** START Source data **

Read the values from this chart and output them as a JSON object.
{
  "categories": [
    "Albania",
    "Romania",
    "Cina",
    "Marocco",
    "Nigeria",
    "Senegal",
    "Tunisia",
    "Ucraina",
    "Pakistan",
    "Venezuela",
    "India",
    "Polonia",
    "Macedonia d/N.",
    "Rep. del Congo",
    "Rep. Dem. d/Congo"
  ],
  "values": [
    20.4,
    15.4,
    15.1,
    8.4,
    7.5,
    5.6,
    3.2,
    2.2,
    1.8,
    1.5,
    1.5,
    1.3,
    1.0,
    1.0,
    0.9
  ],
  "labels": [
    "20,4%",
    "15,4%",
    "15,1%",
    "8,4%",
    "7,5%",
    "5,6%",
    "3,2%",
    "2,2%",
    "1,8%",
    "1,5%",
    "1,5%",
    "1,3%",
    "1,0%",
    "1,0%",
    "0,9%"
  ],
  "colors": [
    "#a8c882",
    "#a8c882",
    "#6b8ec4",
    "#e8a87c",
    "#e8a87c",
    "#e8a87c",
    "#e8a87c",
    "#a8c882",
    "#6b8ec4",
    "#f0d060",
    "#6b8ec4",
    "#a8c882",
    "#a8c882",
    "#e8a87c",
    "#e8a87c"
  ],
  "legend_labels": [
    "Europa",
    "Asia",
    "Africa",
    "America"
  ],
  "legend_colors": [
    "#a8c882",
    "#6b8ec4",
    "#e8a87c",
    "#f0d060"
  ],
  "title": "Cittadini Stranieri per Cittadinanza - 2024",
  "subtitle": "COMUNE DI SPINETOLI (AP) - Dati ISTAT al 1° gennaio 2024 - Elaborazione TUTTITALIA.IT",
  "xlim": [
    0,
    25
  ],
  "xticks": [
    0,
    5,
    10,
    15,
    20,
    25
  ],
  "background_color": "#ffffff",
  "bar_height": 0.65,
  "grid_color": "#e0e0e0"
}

** END Source data **

Set down the listing in full, keeping every word exactly as it is.

Result below -
Read the values from this chart and output them as a JSON object.
{
  "categories": [
    "Albania",
    "Romania",
    "Cina",
    "Marocco",
    "Nigeria",
    "Senegal",
    "Tunisia",
    "Ucraina",
    "Pakistan",
    "Venezuela",
    "India",
    "Polonia",
    "Macedonia d/N.",
    "Rep. del Congo",
    "Rep. Dem. d/Congo"
  ],
  "values": [
    20.4,
    15.4,
    15.1,
    8.4,
    7.5,
    5.6,
    3.2,
    2.2,
    1.8,
    1.5,
    1.5,
    1.3,
    1.0,
    1.0,
    0.9
  ],
  "labels": [
    "20,4%",
    "15,4%",
    "15,1%",
    "8,4%",
    "7,5%",
    "5,6%",
    "3,2%",
    "2,2%",
    "1,8%",
    "1,5%",
    "1,5%",
    "1,3%",
    "1,0%",
    "1,0%",
    "0,9%"
  ],
  "colors": [
    "#a8c882",
    "#a8c882",
    "#6b8ec4",
    "#e8a87c",
    "#e8a87c",
    "#e8a87c",
    "#e8a87c",
    "#a8c882",
    "#6b8ec4",
    "#f0d060",
    "#6b8ec4",
    "#a8c882",
    "#a8c882",
    "#e8a87c",
    "#e8a87c"
  ],
  "legend_labels": [
    "Europa",
    "Asia",
    "Africa",
    "America"
  ],
  "legend_colors": [
    "#a8c882",
    "#6b8ec4",
    "#e8a87c",
    "#f0d060"
  ],
  "title": "Cittadini Stranieri per Cittadinanza - 2024",
  "subtitle": "COMUNE DI SPINETOLI (AP) - Dati ISTAT al 1° gennaio 2024 - Elaborazione TUTTITALIA.IT",
  "xlim": [
    0,
    25
  ],
  "xticks": [
    0,
    5,
    10,
    15,
    20,
    25
  ],
  "background_color": "#ffffff",
  "bar_height": 0.65,
  "grid_color": "#e0e0e0"
}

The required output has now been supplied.